__Exercise instructions__
Copy the listing below line for line, with no changes.

__Provided material__
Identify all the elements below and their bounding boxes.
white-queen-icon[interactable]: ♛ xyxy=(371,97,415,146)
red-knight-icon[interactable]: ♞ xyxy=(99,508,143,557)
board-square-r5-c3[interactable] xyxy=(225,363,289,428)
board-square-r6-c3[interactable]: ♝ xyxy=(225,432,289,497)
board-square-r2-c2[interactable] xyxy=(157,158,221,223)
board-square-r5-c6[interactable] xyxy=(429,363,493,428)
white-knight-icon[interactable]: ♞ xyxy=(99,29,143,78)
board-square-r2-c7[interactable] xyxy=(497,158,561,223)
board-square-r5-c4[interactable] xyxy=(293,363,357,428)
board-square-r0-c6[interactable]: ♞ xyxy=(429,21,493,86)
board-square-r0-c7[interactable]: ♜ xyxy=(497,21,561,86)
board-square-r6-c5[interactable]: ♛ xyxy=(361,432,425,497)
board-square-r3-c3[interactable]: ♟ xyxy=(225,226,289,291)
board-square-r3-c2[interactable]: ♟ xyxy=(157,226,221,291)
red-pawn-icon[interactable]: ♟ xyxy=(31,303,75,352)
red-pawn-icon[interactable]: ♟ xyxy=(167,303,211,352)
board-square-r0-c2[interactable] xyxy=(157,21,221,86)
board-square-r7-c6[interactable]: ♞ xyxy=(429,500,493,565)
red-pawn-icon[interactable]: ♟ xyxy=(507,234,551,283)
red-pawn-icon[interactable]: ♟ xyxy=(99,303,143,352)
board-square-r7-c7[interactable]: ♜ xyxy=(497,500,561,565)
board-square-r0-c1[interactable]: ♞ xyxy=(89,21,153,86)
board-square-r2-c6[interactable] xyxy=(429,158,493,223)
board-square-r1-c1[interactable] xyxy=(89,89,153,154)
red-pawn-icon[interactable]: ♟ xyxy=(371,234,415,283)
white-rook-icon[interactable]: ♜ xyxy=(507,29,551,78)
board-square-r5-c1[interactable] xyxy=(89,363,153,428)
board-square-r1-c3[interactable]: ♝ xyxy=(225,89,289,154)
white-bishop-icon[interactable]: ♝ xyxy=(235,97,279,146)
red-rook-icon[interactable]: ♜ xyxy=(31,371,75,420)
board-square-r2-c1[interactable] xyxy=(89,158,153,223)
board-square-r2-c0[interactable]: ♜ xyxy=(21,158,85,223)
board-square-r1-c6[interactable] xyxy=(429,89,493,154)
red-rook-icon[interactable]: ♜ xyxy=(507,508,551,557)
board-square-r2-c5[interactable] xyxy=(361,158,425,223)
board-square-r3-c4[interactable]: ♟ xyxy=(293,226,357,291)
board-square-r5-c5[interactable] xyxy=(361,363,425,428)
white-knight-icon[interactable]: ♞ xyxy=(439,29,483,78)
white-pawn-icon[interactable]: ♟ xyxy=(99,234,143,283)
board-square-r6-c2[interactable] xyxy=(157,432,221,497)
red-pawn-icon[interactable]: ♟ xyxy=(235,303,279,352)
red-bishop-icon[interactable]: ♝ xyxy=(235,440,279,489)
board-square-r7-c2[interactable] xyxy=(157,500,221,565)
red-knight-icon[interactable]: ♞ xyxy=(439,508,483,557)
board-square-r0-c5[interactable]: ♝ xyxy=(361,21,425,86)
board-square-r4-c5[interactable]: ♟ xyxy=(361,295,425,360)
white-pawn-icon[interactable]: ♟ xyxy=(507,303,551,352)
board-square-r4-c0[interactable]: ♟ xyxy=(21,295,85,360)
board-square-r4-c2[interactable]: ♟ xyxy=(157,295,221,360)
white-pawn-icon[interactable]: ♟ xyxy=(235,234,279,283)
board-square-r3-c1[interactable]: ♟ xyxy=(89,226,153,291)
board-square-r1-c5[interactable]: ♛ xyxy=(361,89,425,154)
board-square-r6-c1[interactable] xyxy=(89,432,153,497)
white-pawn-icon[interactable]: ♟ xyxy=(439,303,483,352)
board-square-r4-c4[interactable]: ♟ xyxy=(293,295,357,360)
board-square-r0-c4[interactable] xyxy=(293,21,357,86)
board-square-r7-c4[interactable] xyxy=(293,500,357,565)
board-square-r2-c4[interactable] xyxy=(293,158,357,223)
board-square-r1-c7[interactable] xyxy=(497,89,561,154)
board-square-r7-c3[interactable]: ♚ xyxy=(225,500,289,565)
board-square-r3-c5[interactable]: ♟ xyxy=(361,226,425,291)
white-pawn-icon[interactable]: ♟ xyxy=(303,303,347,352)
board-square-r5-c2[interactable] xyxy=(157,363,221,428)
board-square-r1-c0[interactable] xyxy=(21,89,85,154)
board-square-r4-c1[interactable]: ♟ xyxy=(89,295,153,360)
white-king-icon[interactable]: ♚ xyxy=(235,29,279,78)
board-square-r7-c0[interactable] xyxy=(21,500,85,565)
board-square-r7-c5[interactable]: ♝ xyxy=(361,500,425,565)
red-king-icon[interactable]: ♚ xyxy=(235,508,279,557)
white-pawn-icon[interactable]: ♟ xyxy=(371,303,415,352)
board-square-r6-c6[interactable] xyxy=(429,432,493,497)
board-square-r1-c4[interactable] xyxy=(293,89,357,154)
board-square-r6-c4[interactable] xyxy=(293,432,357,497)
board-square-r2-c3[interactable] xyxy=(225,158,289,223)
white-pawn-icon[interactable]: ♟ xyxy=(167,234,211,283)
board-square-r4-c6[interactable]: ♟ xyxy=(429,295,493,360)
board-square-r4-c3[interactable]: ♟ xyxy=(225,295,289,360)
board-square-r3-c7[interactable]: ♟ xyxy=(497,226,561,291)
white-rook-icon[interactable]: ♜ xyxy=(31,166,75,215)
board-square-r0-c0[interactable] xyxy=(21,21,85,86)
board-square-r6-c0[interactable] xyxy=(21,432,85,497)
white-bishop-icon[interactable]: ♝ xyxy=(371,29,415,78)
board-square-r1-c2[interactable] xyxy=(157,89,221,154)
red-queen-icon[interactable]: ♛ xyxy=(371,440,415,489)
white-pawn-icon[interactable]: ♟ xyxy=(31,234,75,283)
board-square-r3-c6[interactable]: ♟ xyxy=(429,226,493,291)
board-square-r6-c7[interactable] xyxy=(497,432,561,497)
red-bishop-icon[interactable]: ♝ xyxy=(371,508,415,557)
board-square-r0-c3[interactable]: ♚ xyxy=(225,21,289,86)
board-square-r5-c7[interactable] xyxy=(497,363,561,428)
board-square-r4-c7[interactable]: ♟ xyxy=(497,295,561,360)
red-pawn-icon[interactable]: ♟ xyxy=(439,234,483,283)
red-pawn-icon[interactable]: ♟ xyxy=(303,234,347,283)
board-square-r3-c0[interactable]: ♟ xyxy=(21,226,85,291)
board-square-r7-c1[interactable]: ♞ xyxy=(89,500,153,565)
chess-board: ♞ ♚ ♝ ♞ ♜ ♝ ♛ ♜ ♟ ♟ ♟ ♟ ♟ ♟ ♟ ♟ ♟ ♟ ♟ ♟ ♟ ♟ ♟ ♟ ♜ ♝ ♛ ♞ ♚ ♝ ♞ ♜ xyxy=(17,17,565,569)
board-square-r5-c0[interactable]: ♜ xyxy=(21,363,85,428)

__Answer to the exercise__
Identify all the elements below and their bounding boxes.
white-queen-icon[interactable]: ♛ xyxy=(371,97,415,146)
red-knight-icon[interactable]: ♞ xyxy=(99,508,143,557)
board-square-r5-c3[interactable] xyxy=(225,363,289,428)
board-square-r6-c3[interactable]: ♝ xyxy=(225,432,289,497)
board-square-r2-c2[interactable] xyxy=(157,158,221,223)
board-square-r5-c6[interactable] xyxy=(429,363,493,428)
white-knight-icon[interactable]: ♞ xyxy=(99,29,143,78)
board-square-r2-c7[interactable] xyxy=(497,158,561,223)
board-square-r5-c4[interactable] xyxy=(293,363,357,428)
board-square-r0-c6[interactable]: ♞ xyxy=(429,21,493,86)
board-square-r0-c7[interactable]: ♜ xyxy=(497,21,561,86)
board-square-r6-c5[interactable]: ♛ xyxy=(361,432,425,497)
board-square-r3-c3[interactable]: ♟ xyxy=(225,226,289,291)
board-square-r3-c2[interactable]: ♟ xyxy=(157,226,221,291)
red-pawn-icon[interactable]: ♟ xyxy=(31,303,75,352)
red-pawn-icon[interactable]: ♟ xyxy=(167,303,211,352)
board-square-r0-c2[interactable] xyxy=(157,21,221,86)
board-square-r7-c6[interactable]: ♞ xyxy=(429,500,493,565)
red-pawn-icon[interactable]: ♟ xyxy=(507,234,551,283)
red-pawn-icon[interactable]: ♟ xyxy=(99,303,143,352)
board-square-r7-c7[interactable]: ♜ xyxy=(497,500,561,565)
board-square-r0-c1[interactable]: ♞ xyxy=(89,21,153,86)
board-square-r2-c6[interactable] xyxy=(429,158,493,223)
board-square-r1-c1[interactable] xyxy=(89,89,153,154)
red-pawn-icon[interactable]: ♟ xyxy=(371,234,415,283)
white-rook-icon[interactable]: ♜ xyxy=(507,29,551,78)
board-square-r5-c1[interactable] xyxy=(89,363,153,428)
board-square-r1-c3[interactable]: ♝ xyxy=(225,89,289,154)
white-bishop-icon[interactable]: ♝ xyxy=(235,97,279,146)
red-rook-icon[interactable]: ♜ xyxy=(31,371,75,420)
board-square-r2-c1[interactable] xyxy=(89,158,153,223)
board-square-r2-c0[interactable]: ♜ xyxy=(21,158,85,223)
board-square-r1-c6[interactable] xyxy=(429,89,493,154)
red-rook-icon[interactable]: ♜ xyxy=(507,508,551,557)
board-square-r2-c5[interactable] xyxy=(361,158,425,223)
board-square-r3-c4[interactable]: ♟ xyxy=(293,226,357,291)
board-square-r5-c5[interactable] xyxy=(361,363,425,428)
white-knight-icon[interactable]: ♞ xyxy=(439,29,483,78)
white-pawn-icon[interactable]: ♟ xyxy=(99,234,143,283)
board-square-r6-c2[interactable] xyxy=(157,432,221,497)
red-pawn-icon[interactable]: ♟ xyxy=(235,303,279,352)
red-bishop-icon[interactable]: ♝ xyxy=(235,440,279,489)
board-square-r7-c2[interactable] xyxy=(157,500,221,565)
red-knight-icon[interactable]: ♞ xyxy=(439,508,483,557)
board-square-r0-c5[interactable]: ♝ xyxy=(361,21,425,86)
board-square-r4-c5[interactable]: ♟ xyxy=(361,295,425,360)
white-pawn-icon[interactable]: ♟ xyxy=(507,303,551,352)
board-square-r4-c0[interactable]: ♟ xyxy=(21,295,85,360)
board-square-r4-c2[interactable]: ♟ xyxy=(157,295,221,360)
white-pawn-icon[interactable]: ♟ xyxy=(235,234,279,283)
board-square-r3-c1[interactable]: ♟ xyxy=(89,226,153,291)
board-square-r1-c5[interactable]: ♛ xyxy=(361,89,425,154)
board-square-r6-c1[interactable] xyxy=(89,432,153,497)
white-pawn-icon[interactable]: ♟ xyxy=(439,303,483,352)
board-square-r4-c4[interactable]: ♟ xyxy=(293,295,357,360)
board-square-r0-c4[interactable] xyxy=(293,21,357,86)
board-square-r7-c4[interactable] xyxy=(293,500,357,565)
board-square-r2-c4[interactable] xyxy=(293,158,357,223)
board-square-r1-c7[interactable] xyxy=(497,89,561,154)
board-square-r7-c3[interactable]: ♚ xyxy=(225,500,289,565)
board-square-r3-c5[interactable]: ♟ xyxy=(361,226,425,291)
white-pawn-icon[interactable]: ♟ xyxy=(303,303,347,352)
board-square-r5-c2[interactable] xyxy=(157,363,221,428)
board-square-r1-c0[interactable] xyxy=(21,89,85,154)
board-square-r4-c1[interactable]: ♟ xyxy=(89,295,153,360)
white-king-icon[interactable]: ♚ xyxy=(235,29,279,78)
board-square-r7-c0[interactable] xyxy=(21,500,85,565)
board-square-r7-c5[interactable]: ♝ xyxy=(361,500,425,565)
red-king-icon[interactable]: ♚ xyxy=(235,508,279,557)
white-pawn-icon[interactable]: ♟ xyxy=(371,303,415,352)
board-square-r6-c6[interactable] xyxy=(429,432,493,497)
board-square-r1-c4[interactable] xyxy=(293,89,357,154)
board-square-r6-c4[interactable] xyxy=(293,432,357,497)
board-square-r2-c3[interactable] xyxy=(225,158,289,223)
white-pawn-icon[interactable]: ♟ xyxy=(167,234,211,283)
board-square-r4-c6[interactable]: ♟ xyxy=(429,295,493,360)
board-square-r4-c3[interactable]: ♟ xyxy=(225,295,289,360)
board-square-r3-c7[interactable]: ♟ xyxy=(497,226,561,291)
white-rook-icon[interactable]: ♜ xyxy=(31,166,75,215)
board-square-r0-c0[interactable] xyxy=(21,21,85,86)
board-square-r6-c0[interactable] xyxy=(21,432,85,497)
white-bishop-icon[interactable]: ♝ xyxy=(371,29,415,78)
board-square-r1-c2[interactable] xyxy=(157,89,221,154)
red-queen-icon[interactable]: ♛ xyxy=(371,440,415,489)
white-pawn-icon[interactable]: ♟ xyxy=(31,234,75,283)
board-square-r3-c6[interactable]: ♟ xyxy=(429,226,493,291)
board-square-r6-c7[interactable] xyxy=(497,432,561,497)
red-bishop-icon[interactable]: ♝ xyxy=(371,508,415,557)
board-square-r0-c3[interactable]: ♚ xyxy=(225,21,289,86)
board-square-r5-c7[interactable] xyxy=(497,363,561,428)
board-square-r4-c7[interactable]: ♟ xyxy=(497,295,561,360)
red-pawn-icon[interactable]: ♟ xyxy=(439,234,483,283)
red-pawn-icon[interactable]: ♟ xyxy=(303,234,347,283)
board-square-r3-c0[interactable]: ♟ xyxy=(21,226,85,291)
board-square-r7-c1[interactable]: ♞ xyxy=(89,500,153,565)
chess-board: ♞ ♚ ♝ ♞ ♜ ♝ ♛ ♜ ♟ ♟ ♟ ♟ ♟ ♟ ♟ ♟ ♟ ♟ ♟ ♟ ♟ ♟ ♟ ♟ ♜ ♝ ♛ ♞ ♚ ♝ ♞ ♜ xyxy=(17,17,565,569)
board-square-r5-c0[interactable]: ♜ xyxy=(21,363,85,428)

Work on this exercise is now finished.